Extracted data entries:
=-=-=-=-=
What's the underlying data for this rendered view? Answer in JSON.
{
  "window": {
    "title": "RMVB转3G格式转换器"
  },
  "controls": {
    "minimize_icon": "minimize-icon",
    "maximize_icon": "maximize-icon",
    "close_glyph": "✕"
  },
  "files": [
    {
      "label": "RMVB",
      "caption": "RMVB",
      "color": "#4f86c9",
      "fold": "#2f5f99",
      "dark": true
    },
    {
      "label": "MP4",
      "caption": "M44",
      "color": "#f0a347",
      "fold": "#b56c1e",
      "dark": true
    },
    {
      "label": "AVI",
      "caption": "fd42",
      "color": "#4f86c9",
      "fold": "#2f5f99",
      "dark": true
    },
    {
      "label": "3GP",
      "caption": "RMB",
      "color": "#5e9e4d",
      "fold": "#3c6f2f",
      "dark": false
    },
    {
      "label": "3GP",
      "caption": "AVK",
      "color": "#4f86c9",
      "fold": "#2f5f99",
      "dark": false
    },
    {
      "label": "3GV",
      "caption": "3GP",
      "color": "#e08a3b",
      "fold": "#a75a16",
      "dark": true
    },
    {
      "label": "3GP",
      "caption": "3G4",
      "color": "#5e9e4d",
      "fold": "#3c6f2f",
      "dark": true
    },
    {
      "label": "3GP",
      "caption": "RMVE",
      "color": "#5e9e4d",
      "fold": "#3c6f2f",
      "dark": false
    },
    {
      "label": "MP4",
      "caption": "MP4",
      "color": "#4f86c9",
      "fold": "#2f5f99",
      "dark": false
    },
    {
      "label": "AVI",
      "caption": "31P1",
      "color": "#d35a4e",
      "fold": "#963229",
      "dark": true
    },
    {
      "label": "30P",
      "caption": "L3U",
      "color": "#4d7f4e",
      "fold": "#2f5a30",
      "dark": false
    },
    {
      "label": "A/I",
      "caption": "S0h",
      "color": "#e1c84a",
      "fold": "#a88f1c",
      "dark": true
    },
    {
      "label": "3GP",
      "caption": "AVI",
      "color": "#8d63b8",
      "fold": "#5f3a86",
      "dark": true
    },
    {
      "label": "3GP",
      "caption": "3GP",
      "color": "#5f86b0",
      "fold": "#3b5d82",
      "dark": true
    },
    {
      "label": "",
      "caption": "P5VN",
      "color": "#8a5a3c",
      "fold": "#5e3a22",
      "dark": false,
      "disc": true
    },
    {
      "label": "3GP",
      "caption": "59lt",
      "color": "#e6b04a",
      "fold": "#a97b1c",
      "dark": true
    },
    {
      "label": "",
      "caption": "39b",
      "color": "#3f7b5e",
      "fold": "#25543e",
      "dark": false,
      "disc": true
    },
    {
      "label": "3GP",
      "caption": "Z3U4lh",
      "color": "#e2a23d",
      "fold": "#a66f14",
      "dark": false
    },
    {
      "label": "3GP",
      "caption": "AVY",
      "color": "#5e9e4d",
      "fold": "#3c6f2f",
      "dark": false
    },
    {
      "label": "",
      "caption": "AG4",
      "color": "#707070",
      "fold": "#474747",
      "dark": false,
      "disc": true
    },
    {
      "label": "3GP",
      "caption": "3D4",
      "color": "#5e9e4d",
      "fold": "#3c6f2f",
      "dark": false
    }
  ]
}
=-=-=-=-=
- Exercise: Reproduce the material in full, with no word added or dropped.

- Answer to this problem:
What's the underlying data for this rendered view? Answer in JSON.
{
  "window": {
    "title": "RMVB转3G格式转换器"
  },
  "controls": {
    "minimize_icon": "minimize-icon",
    "maximize_icon": "maximize-icon",
    "close_glyph": "✕"
  },
  "files": [
    {
      "label": "RMVB",
      "caption": "RMVB",
      "color": "#4f86c9",
      "fold": "#2f5f99",
      "dark": true
    },
    {
      "label": "MP4",
      "caption": "M44",
      "color": "#f0a347",
      "fold": "#b56c1e",
      "dark": true
    },
    {
      "label": "AVI",
      "caption": "fd42",
      "color": "#4f86c9",
      "fold": "#2f5f99",
      "dark": true
    },
    {
      "label": "3GP",
      "caption": "RMB",
      "color": "#5e9e4d",
      "fold": "#3c6f2f",
      "dark": false
    },
    {
      "label": "3GP",
      "caption": "AVK",
      "color": "#4f86c9",
      "fold": "#2f5f99",
      "dark": false
    },
    {
      "label": "3GV",
      "caption": "3GP",
      "color": "#e08a3b",
      "fold": "#a75a16",
      "dark": true
    },
    {
      "label": "3GP",
      "caption": "3G4",
      "color": "#5e9e4d",
      "fold": "#3c6f2f",
      "dark": true
    },
    {
      "label": "3GP",
      "caption": "RMVE",
      "color": "#5e9e4d",
      "fold": "#3c6f2f",
      "dark": false
    },
    {
      "label": "MP4",
      "caption": "MP4",
      "color": "#4f86c9",
      "fold": "#2f5f99",
      "dark": false
    },
    {
      "label": "AVI",
      "caption": "31P1",
      "color": "#d35a4e",
      "fold": "#963229",
      "dark": true
    },
    {
      "label": "30P",
      "caption": "L3U",
      "color": "#4d7f4e",
      "fold": "#2f5a30",
      "dark": false
    },
    {
      "label": "A/I",
      "caption": "S0h",
      "color": "#e1c84a",
      "fold": "#a88f1c",
      "dark": true
    },
    {
      "label": "3GP",
      "caption": "AVI",
      "color": "#8d63b8",
      "fold": "#5f3a86",
      "dark": true
    },
    {
      "label": "3GP",
      "caption": "3GP",
      "color": "#5f86b0",
      "fold": "#3b5d82",
      "dark": true
    },
    {
      "label": "",
      "caption": "P5VN",
      "color": "#8a5a3c",
      "fold": "#5e3a22",
      "dark": false,
      "disc": true
    },
    {
      "label": "3GP",
      "caption": "59lt",
      "color": "#e6b04a",
      "fold": "#a97b1c",
      "dark": true
    },
    {
      "label": "",
      "caption": "39b",
      "color": "#3f7b5e",
      "fold": "#25543e",
      "dark": false,
      "disc": true
    },
    {
      "label": "3GP",
      "caption": "Z3U4lh",
      "color": "#e2a23d",
      "fold": "#a66f14",
      "dark": false
    },
    {
      "label": "3GP",
      "caption": "AVY",
      "color": "#5e9e4d",
      "fold": "#3c6f2f",
      "dark": false
    },
    {
      "label": "",
      "caption": "AG4",
      "color": "#707070",
      "fold": "#474747",
      "dark": false,
      "disc": true
    },
    {
      "label": "3GP",
      "caption": "3D4",
      "color": "#5e9e4d",
      "fold": "#3c6f2f",
      "dark": false
    }
  ]
}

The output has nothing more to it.